Stored entries
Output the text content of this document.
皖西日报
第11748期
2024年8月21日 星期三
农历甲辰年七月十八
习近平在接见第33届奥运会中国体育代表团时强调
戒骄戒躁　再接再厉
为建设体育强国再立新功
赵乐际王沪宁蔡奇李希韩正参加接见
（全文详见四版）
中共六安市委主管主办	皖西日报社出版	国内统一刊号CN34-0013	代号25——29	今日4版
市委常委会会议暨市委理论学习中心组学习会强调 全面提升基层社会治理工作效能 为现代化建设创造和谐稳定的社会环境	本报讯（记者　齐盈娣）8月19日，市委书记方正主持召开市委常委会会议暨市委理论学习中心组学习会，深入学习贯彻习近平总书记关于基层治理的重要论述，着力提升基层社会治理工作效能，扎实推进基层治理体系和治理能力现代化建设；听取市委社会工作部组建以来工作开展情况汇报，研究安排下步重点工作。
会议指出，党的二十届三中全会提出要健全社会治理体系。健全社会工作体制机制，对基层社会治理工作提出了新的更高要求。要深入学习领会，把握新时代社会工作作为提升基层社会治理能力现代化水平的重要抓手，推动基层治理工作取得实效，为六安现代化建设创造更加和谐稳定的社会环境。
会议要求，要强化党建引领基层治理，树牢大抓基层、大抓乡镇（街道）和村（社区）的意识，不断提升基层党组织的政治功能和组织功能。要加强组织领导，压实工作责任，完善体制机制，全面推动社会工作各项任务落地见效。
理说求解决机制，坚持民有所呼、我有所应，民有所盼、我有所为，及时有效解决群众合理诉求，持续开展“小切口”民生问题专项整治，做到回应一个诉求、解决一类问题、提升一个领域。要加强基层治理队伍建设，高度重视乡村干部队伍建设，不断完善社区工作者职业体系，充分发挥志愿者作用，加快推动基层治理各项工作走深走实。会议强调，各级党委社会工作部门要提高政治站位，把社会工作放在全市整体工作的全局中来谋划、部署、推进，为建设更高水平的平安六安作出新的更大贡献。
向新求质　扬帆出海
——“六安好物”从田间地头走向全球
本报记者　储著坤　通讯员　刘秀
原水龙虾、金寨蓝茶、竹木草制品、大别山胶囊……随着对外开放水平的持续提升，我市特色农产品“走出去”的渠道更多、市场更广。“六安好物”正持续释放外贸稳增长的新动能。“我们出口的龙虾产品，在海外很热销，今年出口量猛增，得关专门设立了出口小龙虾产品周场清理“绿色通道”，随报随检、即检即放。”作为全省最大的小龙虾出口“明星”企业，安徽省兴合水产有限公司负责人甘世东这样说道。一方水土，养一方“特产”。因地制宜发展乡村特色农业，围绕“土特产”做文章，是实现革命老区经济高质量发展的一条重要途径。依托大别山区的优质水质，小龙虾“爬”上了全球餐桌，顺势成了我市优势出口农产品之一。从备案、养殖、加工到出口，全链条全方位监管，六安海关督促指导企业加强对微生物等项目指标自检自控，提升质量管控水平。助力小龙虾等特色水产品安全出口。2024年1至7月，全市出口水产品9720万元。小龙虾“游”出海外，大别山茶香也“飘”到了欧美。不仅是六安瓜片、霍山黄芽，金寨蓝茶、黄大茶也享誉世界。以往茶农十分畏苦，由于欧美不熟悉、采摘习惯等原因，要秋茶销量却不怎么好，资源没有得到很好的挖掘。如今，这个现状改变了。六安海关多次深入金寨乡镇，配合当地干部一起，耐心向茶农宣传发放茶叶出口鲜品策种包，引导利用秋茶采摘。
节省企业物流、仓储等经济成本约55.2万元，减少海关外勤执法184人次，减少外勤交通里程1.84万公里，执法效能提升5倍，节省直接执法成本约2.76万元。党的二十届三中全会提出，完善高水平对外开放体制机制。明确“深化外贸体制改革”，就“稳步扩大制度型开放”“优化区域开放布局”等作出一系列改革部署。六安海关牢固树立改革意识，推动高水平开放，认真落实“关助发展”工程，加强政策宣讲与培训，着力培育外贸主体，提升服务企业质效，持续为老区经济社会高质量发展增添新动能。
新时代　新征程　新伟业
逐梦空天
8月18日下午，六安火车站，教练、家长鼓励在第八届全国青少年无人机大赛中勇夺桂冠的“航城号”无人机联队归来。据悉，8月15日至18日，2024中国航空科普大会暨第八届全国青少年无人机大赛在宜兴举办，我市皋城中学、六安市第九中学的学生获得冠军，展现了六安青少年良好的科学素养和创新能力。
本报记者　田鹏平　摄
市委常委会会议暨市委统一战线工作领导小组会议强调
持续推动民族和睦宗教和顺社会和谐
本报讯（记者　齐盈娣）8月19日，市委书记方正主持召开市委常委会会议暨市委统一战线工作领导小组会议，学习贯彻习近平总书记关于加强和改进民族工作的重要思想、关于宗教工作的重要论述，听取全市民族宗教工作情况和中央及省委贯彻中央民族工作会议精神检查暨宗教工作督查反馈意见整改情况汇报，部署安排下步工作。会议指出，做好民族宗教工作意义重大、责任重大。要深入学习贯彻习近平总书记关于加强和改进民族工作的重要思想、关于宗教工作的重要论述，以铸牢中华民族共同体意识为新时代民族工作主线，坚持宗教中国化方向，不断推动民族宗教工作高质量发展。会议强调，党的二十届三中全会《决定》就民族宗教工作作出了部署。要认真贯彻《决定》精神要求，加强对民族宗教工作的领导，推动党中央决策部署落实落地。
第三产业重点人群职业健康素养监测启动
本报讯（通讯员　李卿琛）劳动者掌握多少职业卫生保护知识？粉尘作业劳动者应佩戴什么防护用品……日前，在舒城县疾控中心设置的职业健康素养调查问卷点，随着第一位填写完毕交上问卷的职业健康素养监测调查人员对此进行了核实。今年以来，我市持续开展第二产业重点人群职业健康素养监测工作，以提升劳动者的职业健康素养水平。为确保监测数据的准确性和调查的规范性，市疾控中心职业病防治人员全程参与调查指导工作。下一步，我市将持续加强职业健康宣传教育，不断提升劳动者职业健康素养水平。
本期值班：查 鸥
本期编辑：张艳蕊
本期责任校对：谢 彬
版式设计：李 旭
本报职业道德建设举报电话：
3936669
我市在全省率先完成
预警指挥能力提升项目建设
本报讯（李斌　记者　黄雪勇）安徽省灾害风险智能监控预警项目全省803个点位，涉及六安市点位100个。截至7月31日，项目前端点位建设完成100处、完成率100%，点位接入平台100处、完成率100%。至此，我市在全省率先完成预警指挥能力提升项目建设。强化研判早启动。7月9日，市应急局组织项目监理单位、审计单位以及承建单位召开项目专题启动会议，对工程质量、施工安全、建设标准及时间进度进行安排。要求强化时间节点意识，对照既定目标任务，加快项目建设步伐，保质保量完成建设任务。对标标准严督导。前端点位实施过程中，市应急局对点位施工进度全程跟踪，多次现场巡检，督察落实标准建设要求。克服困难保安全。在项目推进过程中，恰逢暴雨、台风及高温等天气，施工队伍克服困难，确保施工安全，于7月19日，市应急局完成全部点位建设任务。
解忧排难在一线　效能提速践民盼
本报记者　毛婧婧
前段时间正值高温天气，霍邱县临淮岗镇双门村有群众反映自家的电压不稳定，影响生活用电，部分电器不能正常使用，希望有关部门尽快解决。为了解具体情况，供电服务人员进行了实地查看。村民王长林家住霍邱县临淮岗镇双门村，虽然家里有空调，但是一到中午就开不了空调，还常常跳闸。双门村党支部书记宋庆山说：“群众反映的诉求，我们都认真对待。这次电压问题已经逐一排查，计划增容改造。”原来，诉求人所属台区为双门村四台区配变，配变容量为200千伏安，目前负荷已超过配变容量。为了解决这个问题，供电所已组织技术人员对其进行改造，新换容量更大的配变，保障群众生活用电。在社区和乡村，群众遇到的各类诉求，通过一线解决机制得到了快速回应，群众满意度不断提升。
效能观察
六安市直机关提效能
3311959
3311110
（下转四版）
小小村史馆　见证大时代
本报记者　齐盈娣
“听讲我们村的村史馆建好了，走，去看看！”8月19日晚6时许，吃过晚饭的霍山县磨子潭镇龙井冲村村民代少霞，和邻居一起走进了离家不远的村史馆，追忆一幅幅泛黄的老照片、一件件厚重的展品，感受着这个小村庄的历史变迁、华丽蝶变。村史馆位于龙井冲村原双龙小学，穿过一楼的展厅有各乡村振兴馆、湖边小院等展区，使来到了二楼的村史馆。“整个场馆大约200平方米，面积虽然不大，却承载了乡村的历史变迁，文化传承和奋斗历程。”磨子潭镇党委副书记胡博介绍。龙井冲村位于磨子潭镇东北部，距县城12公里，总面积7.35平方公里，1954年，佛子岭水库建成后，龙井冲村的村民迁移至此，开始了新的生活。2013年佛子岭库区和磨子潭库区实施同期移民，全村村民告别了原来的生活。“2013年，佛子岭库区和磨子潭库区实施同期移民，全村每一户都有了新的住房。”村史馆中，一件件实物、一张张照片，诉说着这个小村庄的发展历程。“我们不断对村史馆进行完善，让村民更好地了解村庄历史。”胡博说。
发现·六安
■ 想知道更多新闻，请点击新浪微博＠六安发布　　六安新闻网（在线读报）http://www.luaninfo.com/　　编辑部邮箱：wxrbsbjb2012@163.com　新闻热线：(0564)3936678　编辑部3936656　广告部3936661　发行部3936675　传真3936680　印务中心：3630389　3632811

--- Your goal ---
How many lines in the listing contain "本报记者"? Answer with the number alone.

--- Answer ---
4